INSTRUCTIONS TO FOLLOW: Of all the lines in the records, how many hold the word "this"? Answer with the number only.
--*--
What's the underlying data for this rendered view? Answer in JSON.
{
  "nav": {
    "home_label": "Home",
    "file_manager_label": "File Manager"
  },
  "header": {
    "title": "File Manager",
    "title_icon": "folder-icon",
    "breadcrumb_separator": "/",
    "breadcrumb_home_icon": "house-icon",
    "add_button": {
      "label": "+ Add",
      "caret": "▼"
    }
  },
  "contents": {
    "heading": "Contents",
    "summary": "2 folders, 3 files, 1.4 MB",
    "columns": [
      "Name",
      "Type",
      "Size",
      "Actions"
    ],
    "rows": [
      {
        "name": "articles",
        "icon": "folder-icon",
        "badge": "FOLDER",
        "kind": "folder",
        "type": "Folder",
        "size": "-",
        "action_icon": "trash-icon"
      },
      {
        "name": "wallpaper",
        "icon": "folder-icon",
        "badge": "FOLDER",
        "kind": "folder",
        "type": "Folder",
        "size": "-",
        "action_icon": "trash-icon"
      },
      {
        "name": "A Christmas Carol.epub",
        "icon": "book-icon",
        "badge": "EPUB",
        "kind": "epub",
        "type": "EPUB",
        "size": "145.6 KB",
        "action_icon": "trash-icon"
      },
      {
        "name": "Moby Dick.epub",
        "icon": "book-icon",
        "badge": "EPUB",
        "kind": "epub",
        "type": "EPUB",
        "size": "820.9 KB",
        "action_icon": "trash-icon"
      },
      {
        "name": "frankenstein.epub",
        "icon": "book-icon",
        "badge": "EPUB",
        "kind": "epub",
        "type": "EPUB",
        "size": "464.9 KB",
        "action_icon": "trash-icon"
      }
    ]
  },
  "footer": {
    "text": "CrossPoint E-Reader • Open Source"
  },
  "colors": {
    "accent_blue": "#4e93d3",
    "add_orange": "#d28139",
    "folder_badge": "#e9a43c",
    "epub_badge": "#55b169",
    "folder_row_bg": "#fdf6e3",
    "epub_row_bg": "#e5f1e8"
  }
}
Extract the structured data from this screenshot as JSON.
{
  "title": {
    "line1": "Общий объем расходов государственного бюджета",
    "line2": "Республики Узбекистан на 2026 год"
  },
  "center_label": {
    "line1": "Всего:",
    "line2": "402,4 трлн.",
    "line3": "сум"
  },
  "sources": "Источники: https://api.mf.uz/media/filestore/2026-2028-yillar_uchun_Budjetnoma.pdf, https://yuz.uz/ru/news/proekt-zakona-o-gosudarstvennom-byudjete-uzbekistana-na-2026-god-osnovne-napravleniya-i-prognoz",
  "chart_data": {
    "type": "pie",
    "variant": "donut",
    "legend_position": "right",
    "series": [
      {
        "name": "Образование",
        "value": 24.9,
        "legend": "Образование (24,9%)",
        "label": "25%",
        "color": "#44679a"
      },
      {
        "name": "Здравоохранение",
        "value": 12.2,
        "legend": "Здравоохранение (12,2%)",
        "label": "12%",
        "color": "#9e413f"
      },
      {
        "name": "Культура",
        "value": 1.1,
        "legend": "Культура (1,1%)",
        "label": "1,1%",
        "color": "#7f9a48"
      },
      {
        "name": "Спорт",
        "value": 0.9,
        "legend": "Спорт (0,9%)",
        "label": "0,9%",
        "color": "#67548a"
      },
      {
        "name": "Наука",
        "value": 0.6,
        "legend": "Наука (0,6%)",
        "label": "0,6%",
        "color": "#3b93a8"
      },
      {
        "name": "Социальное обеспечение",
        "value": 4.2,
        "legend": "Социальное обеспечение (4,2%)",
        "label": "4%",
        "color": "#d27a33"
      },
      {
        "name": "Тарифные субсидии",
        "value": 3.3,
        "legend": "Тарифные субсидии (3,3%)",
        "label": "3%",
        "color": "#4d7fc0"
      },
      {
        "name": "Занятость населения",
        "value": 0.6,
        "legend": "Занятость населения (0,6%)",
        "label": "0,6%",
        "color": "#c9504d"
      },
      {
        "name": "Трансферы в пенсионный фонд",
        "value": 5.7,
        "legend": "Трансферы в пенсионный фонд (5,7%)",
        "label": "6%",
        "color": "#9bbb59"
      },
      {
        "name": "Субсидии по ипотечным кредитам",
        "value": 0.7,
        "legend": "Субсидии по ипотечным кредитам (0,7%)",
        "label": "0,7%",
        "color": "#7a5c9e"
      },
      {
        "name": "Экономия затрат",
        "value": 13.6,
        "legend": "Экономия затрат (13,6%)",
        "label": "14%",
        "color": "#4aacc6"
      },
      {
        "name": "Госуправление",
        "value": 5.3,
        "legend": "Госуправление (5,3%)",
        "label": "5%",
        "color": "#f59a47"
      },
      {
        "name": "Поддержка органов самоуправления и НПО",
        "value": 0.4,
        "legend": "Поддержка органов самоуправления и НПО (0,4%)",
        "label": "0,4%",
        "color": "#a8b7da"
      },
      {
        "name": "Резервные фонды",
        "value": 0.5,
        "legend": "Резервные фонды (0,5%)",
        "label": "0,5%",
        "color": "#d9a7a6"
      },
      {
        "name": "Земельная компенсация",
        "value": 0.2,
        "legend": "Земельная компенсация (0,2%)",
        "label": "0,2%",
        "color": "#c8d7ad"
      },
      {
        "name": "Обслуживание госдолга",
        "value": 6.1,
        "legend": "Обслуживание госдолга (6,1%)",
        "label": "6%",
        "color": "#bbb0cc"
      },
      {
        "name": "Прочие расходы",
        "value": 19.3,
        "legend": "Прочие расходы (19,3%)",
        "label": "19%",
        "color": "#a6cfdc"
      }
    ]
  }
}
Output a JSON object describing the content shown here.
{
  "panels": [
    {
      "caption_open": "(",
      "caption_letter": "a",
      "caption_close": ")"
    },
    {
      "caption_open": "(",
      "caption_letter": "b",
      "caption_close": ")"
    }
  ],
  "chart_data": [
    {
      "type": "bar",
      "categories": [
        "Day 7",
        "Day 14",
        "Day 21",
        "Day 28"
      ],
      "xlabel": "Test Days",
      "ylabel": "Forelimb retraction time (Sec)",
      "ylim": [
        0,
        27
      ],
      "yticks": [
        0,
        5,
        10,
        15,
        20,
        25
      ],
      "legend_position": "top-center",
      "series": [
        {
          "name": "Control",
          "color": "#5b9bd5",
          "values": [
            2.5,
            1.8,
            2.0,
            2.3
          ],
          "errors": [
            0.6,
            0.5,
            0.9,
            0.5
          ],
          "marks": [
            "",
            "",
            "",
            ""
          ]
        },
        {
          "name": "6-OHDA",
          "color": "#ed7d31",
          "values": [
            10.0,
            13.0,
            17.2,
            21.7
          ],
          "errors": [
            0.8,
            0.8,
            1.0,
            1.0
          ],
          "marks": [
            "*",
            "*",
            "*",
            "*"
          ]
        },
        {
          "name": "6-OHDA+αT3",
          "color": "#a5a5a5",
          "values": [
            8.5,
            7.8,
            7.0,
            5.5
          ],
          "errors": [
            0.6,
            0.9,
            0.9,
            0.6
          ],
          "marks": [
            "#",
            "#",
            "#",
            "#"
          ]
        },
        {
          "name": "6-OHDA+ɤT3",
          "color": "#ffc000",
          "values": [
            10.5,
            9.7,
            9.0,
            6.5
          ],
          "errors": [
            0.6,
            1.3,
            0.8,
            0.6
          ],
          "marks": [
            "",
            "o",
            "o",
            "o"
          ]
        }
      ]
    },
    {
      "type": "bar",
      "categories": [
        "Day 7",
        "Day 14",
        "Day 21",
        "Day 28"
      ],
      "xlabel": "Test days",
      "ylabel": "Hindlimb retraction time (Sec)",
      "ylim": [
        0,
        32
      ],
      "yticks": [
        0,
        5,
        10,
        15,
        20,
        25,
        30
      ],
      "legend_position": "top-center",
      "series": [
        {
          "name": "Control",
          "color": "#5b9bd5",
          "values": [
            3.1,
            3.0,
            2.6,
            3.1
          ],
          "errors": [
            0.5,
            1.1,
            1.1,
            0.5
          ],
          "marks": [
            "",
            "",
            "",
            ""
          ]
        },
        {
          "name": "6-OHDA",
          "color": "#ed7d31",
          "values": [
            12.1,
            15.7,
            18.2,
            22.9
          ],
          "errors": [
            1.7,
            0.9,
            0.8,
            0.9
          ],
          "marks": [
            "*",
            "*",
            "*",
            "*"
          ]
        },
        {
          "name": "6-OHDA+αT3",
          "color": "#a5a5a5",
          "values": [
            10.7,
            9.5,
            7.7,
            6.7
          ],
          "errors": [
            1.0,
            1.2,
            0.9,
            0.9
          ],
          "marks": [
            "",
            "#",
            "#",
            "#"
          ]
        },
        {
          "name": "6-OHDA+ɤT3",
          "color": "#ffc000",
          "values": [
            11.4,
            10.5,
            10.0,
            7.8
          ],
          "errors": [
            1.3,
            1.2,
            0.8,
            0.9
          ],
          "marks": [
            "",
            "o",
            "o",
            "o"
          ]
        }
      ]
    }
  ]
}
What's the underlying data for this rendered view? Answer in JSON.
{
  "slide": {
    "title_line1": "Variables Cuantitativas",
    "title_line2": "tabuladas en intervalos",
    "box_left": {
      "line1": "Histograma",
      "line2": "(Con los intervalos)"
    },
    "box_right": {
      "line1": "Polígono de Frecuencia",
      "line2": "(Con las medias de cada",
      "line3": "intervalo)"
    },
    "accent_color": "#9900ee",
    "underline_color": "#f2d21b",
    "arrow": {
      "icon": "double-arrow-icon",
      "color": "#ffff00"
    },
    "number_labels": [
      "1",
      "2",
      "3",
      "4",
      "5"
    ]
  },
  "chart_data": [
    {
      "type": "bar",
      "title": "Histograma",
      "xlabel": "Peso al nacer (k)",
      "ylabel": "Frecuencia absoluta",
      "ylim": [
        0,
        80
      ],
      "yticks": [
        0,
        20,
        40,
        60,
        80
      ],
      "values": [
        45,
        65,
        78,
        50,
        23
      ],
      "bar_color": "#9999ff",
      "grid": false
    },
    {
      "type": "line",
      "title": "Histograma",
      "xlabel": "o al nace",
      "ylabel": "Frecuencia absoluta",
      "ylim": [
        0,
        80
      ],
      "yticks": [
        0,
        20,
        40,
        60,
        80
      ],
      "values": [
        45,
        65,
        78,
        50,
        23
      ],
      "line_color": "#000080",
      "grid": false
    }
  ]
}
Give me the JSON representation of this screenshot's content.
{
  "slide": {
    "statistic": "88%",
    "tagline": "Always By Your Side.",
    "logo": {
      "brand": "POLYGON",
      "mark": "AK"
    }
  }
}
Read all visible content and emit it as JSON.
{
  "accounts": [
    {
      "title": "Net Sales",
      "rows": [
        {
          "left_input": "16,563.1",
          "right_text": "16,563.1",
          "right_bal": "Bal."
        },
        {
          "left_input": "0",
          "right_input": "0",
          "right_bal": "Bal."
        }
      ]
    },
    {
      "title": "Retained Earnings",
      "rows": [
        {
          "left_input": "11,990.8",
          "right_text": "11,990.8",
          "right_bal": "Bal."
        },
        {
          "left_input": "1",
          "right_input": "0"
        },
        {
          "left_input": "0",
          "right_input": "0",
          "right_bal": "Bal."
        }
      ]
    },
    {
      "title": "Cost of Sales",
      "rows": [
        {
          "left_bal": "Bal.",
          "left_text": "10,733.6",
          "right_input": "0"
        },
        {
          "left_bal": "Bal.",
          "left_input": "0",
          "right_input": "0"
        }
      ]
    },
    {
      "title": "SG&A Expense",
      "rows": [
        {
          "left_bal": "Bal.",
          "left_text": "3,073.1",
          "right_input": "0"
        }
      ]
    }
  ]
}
--*--
TASK RESPONSE: 4